§ **Exercise requirements**:
Please give the entries again in full and exactly, without any picture.

start Given information

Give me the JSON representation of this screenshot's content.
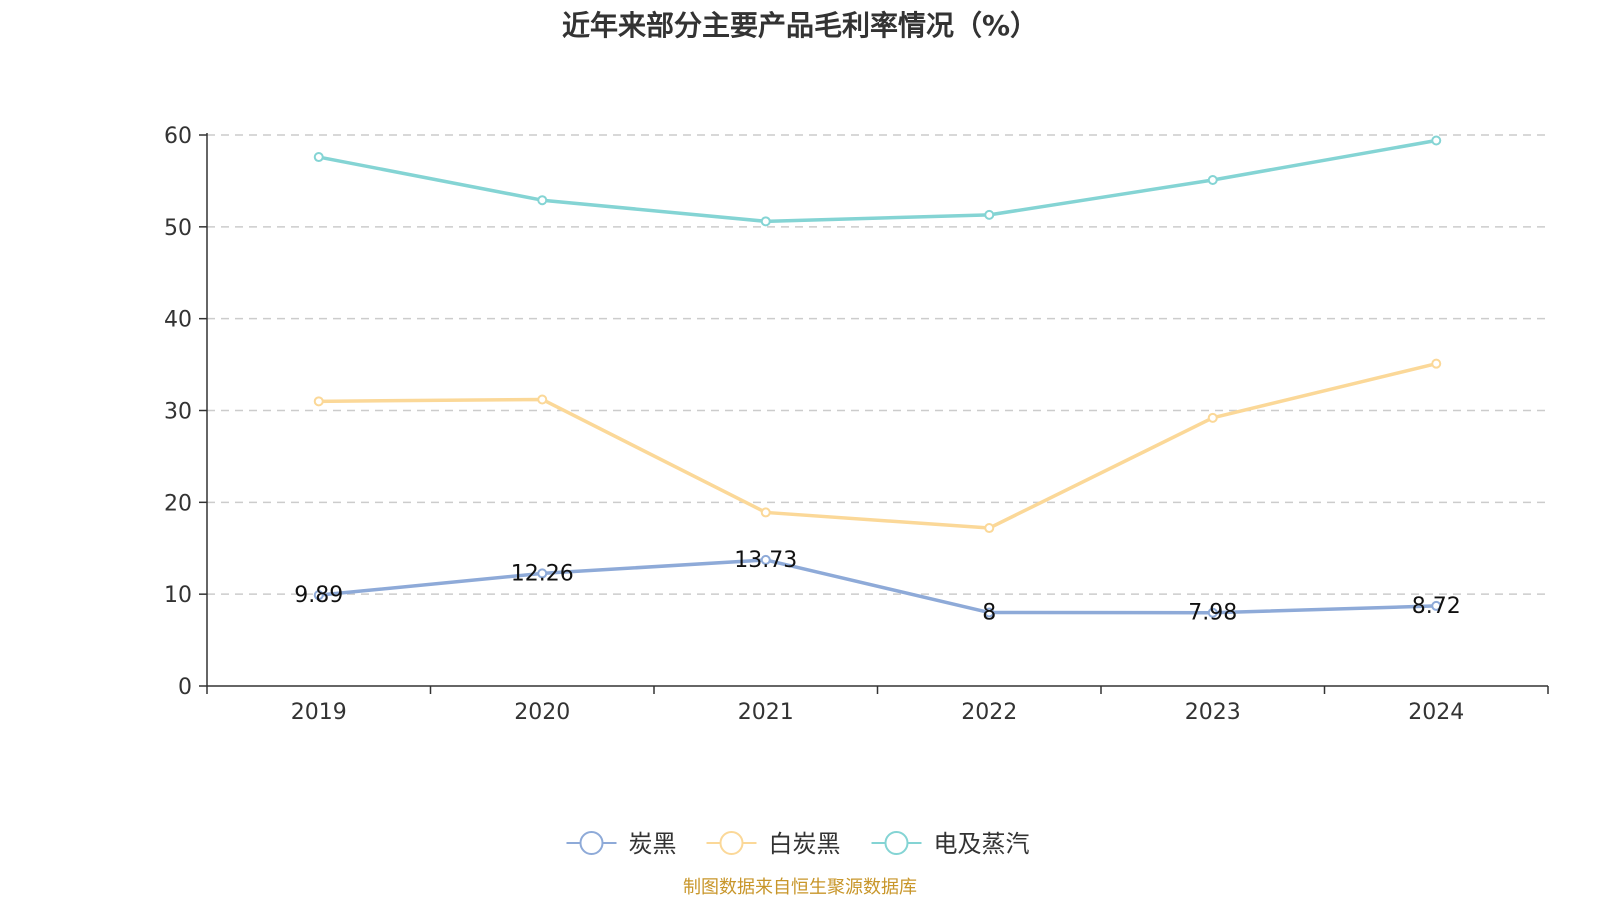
{
  "chart_data": {
    "type": "line",
    "title": "近年来部分主要产品毛利率情况（%）",
    "categories": [
      "2019",
      "2020",
      "2021",
      "2022",
      "2023",
      "2024"
    ],
    "ylim": [
      0,
      60
    ],
    "yticks": [
      0,
      10,
      20,
      30,
      40,
      50,
      60
    ],
    "grid": true,
    "legend_position": "bottom",
    "series": [
      {
        "name": "炭黑",
        "color": "#8eaad8",
        "values": [
          9.89,
          12.26,
          13.73,
          8,
          7.98,
          8.72
        ],
        "labels": [
          "9.89",
          "12.26",
          "13.73",
          "8",
          "7.98",
          "8.72"
        ]
      },
      {
        "name": "白炭黑",
        "color": "#fbd898",
        "values": [
          31.0,
          31.2,
          18.9,
          17.2,
          29.2,
          35.1
        ],
        "labels": null
      },
      {
        "name": "电及蒸汽",
        "color": "#84d4d4",
        "values": [
          57.6,
          52.9,
          50.6,
          51.3,
          55.1,
          59.4
        ],
        "labels": null
      }
    ]
  },
  "source": "制图数据来自恒生聚源数据库"
}
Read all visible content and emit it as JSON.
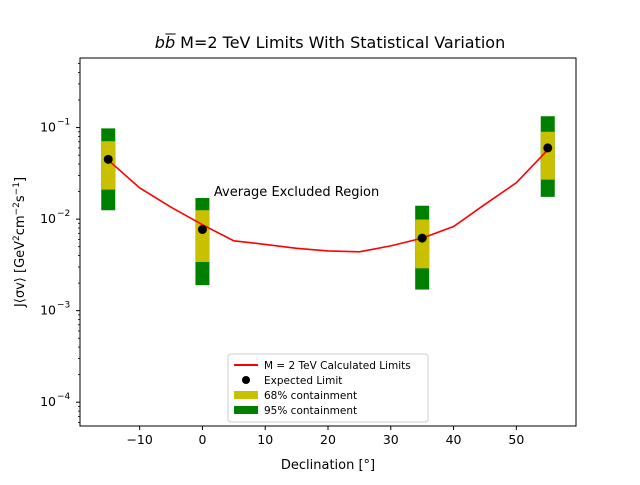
{
  "chart_data": {
    "type": "line",
    "title_prefix": "b",
    "title_prefix_bar": "b",
    "title_rest": " M=2 TeV Limits With Statistical Variation",
    "xlabel": "Declination [°]",
    "ylabel_main": "J⟨σv⟩   [GeV",
    "ylabel_cm": "cm",
    "ylabel_s": "s",
    "ylabel_close": "]",
    "ylabel_sup": "2",
    "ylabel_sup_neg": "−2",
    "ylabel_sup_neg1": "−1",
    "xlim": [
      -19.5,
      59.5
    ],
    "ylim_log10": [
      -4.26,
      -0.24
    ],
    "x_ticks": [
      {
        "value": -10,
        "label": "−10"
      },
      {
        "value": 0,
        "label": "0"
      },
      {
        "value": 10,
        "label": "10"
      },
      {
        "value": 20,
        "label": "20"
      },
      {
        "value": 30,
        "label": "30"
      },
      {
        "value": 40,
        "label": "40"
      },
      {
        "value": 50,
        "label": "50"
      }
    ],
    "y_ticks": [
      {
        "exp": -1,
        "base": "10",
        "sup": "−1"
      },
      {
        "exp": -2,
        "base": "10",
        "sup": "−2"
      },
      {
        "exp": -3,
        "base": "10",
        "sup": "−3"
      },
      {
        "exp": -4,
        "base": "10",
        "sup": "−4"
      }
    ],
    "limit_line": {
      "name": "M = 2 TeV Calculated Limits",
      "color": "#ff0000",
      "x": [
        -15,
        -10,
        -5,
        0,
        5,
        10,
        15,
        20,
        25,
        30,
        35,
        40,
        45,
        50,
        55
      ],
      "y": [
        0.044,
        0.022,
        0.0135,
        0.0087,
        0.0058,
        0.0053,
        0.0048,
        0.0045,
        0.0044,
        0.0051,
        0.0062,
        0.0083,
        0.0145,
        0.025,
        0.057
      ]
    },
    "expected_limits": {
      "name": "Expected Limit",
      "color": "#000000",
      "x": [
        -15,
        0,
        35,
        55
      ],
      "y": [
        0.045,
        0.0077,
        0.0062,
        0.06
      ]
    },
    "band_68": {
      "name": "68% containment",
      "color": "#c8c000",
      "x": [
        -15,
        0,
        35,
        55
      ],
      "low": [
        0.021,
        0.0034,
        0.0029,
        0.027
      ],
      "high": [
        0.071,
        0.0125,
        0.0099,
        0.09
      ]
    },
    "band_95": {
      "name": "95% containment",
      "color": "#008000",
      "x": [
        -15,
        0,
        35,
        55
      ],
      "low": [
        0.0125,
        0.0019,
        0.0017,
        0.0175
      ],
      "high": [
        0.098,
        0.017,
        0.014,
        0.133
      ]
    },
    "annotation": {
      "text": "Average Excluded Region",
      "x": 15,
      "y": 0.0198
    },
    "legend_location": "lower-center"
  }
}
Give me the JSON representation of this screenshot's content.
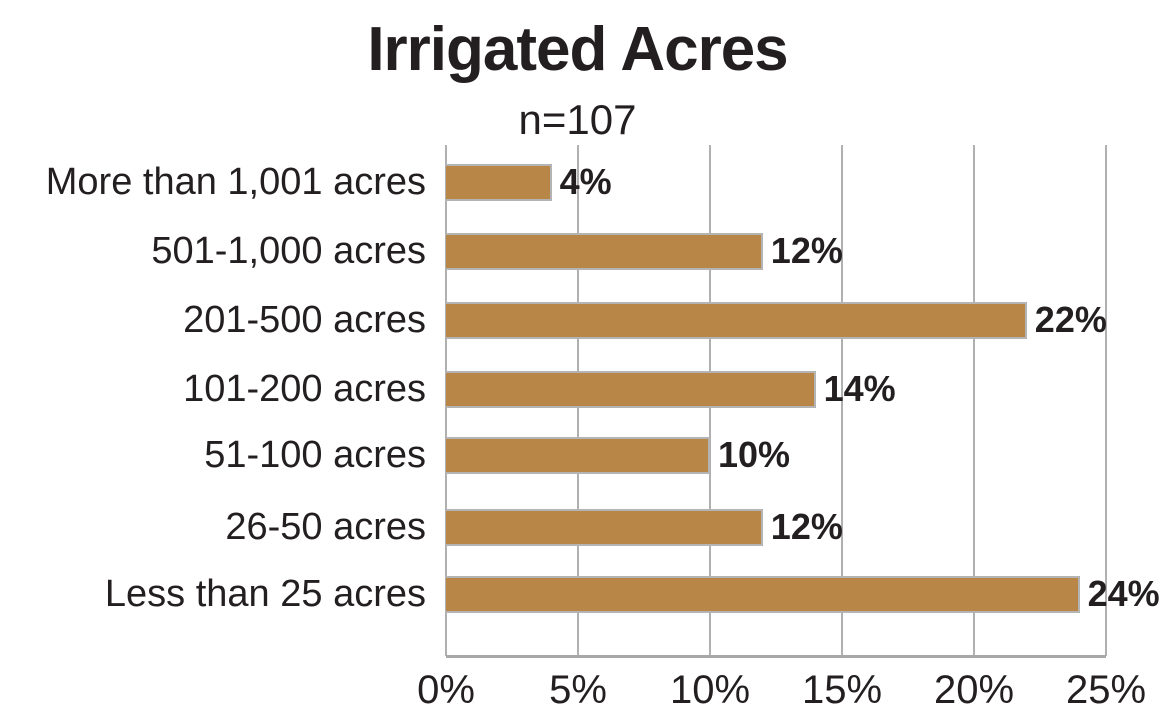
{
  "chart_data": {
    "type": "bar",
    "orientation": "horizontal",
    "title": "Irrigated Acres",
    "subtitle": "n=107",
    "categories": [
      "More than 1,001 acres",
      "501-1,000 acres",
      "201-500 acres",
      "101-200 acres",
      "51-100 acres",
      "26-50 acres",
      "Less than 25 acres"
    ],
    "values": [
      4,
      12,
      22,
      14,
      10,
      12,
      24
    ],
    "value_labels": [
      "4%",
      "12%",
      "22%",
      "14%",
      "10%",
      "12%",
      "24%"
    ],
    "xlabel": "",
    "ylabel": "",
    "xlim": [
      0,
      25
    ],
    "x_ticks": [
      "0%",
      "5%",
      "10%",
      "15%",
      "20%",
      "25%"
    ],
    "grid": true,
    "legend": null,
    "bar_color": "#b88646"
  }
}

end Given information

§ **Written response**:
Give me the JSON representation of this screenshot's content.
{
  "chart_data": {
    "type": "line",
    "title": "近年来部分主要产品毛利率情况（%）",
    "categories": [
      "2019",
      "2020",
      "2021",
      "2022",
      "2023",
      "2024"
    ],
    "ylim": [
      0,
      60
    ],
    "yticks": [
      0,
      10,
      20,
      30,
      40,
      50,
      60
    ],
    "grid": true,
    "legend_position": "bottom",
    "series": [
      {
        "name": "炭黑",
        "color": "#8eaad8",
        "values": [
          9.89,
          12.26,
          13.73,
          8,
          7.98,
          8.72
        ],
        "labels": [
          "9.89",
          "12.26",
          "13.73",
          "8",
          "7.98",
          "8.72"
        ]
      },
      {
        "name": "白炭黑",
        "color": "#fbd898",
        "values": [
          31.0,
          31.2,
          18.9,
          17.2,
          29.2,
          35.1
        ],
        "labels": null
      },
      {
        "name": "电及蒸汽",
        "color": "#84d4d4",
        "values": [
          57.6,
          52.9,
          50.6,
          51.3,
          55.1,
          59.4
        ],
        "labels": null
      }
    ]
  },
  "source": "制图数据来自恒生聚源数据库"
}
Read all visible content and emit it as JSON.
{
  "chart_data": {
    "type": "line",
    "title_prefix": "b",
    "title_prefix_bar": "b",
    "title_rest": " M=2 TeV Limits With Statistical Variation",
    "xlabel": "Declination [°]",
    "ylabel_main": "J⟨σv⟩   [GeV",
    "ylabel_cm": "cm",
    "ylabel_s": "s",
    "ylabel_close": "]",
    "ylabel_sup": "2",
    "ylabel_sup_neg": "−2",
    "ylabel_sup_neg1": "−1",
    "xlim": [
      -19.5,
      59.5
    ],
    "ylim_log10": [
      -4.26,
      -0.24
    ],
    "x_ticks": [
      {
        "value": -10,
        "label": "−10"
      },
      {
        "value": 0,
        "label": "0"
      },
      {
        "value": 10,
        "label": "10"
      },
      {
        "value": 20,
        "label": "20"
      },
      {
        "value": 30,
        "label": "30"
      },
      {
        "value": 40,
        "label": "40"
      },
      {
        "value": 50,
        "label": "50"
      }
    ],
    "y_ticks": [
      {
        "exp": -1,
        "base": "10",
        "sup": "−1"
      },
      {
        "exp": -2,
        "base": "10",
        "sup": "−2"
      },
      {
        "exp": -3,
        "base": "10",
        "sup": "−3"
      },
      {
        "exp": -4,
        "base": "10",
        "sup": "−4"
      }
    ],
    "limit_line": {
      "name": "M = 2 TeV Calculated Limits",
      "color": "#ff0000",
      "x": [
        -15,
        -10,
        -5,
        0,
        5,
        10,
        15,
        20,
        25,
        30,
        35,
        40,
        45,
        50,
        55
      ],
      "y": [
        0.044,
        0.022,
        0.0135,
        0.0087,
        0.0058,
        0.0053,
        0.0048,
        0.0045,
        0.0044,
        0.0051,
        0.0062,
        0.0083,
        0.0145,
        0.025,
        0.057
      ]
    },
    "expected_limits": {
      "name": "Expected Limit",
      "color": "#000000",
      "x": [
        -15,
        0,
        35,
        55
      ],
      "y": [
        0.045,
        0.0077,
        0.0062,
        0.06
      ]
    },
    "band_68": {
      "name": "68% containment",
      "color": "#c8c000",
      "x": [
        -15,
        0,
        35,
        55
      ],
      "low": [
        0.021,
        0.0034,
        0.0029,
        0.027
      ],
      "high": [
        0.071,
        0.0125,
        0.0099,
        0.09
      ]
    },
    "band_95": {
      "name": "95% containment",
      "color": "#008000",
      "x": [
        -15,
        0,
        35,
        55
      ],
      "low": [
        0.0125,
        0.0019,
        0.0017,
        0.0175
      ],
      "high": [
        0.098,
        0.017,
        0.014,
        0.133
      ]
    },
    "annotation": {
      "text": "Average Excluded Region",
      "x": 15,
      "y": 0.0198
    },
    "legend_location": "lower-center"
  }
}
Give me the JSON representation of this screenshot's content.
{
  "chart_data": {
    "type": "bar",
    "orientation": "horizontal",
    "title": "Irrigated Acres",
    "subtitle": "n=107",
    "categories": [
      "More than 1,001 acres",
      "501-1,000 acres",
      "201-500 acres",
      "101-200 acres",
      "51-100 acres",
      "26-50 acres",
      "Less than 25 acres"
    ],
    "values": [
      4,
      12,
      22,
      14,
      10,
      12,
      24
    ],
    "value_labels": [
      "4%",
      "12%",
      "22%",
      "14%",
      "10%",
      "12%",
      "24%"
    ],
    "xlabel": "",
    "ylabel": "",
    "xlim": [
      0,
      25
    ],
    "x_ticks": [
      "0%",
      "5%",
      "10%",
      "15%",
      "20%",
      "25%"
    ],
    "grid": true,
    "legend": null,
    "bar_color": "#b88646"
  }
}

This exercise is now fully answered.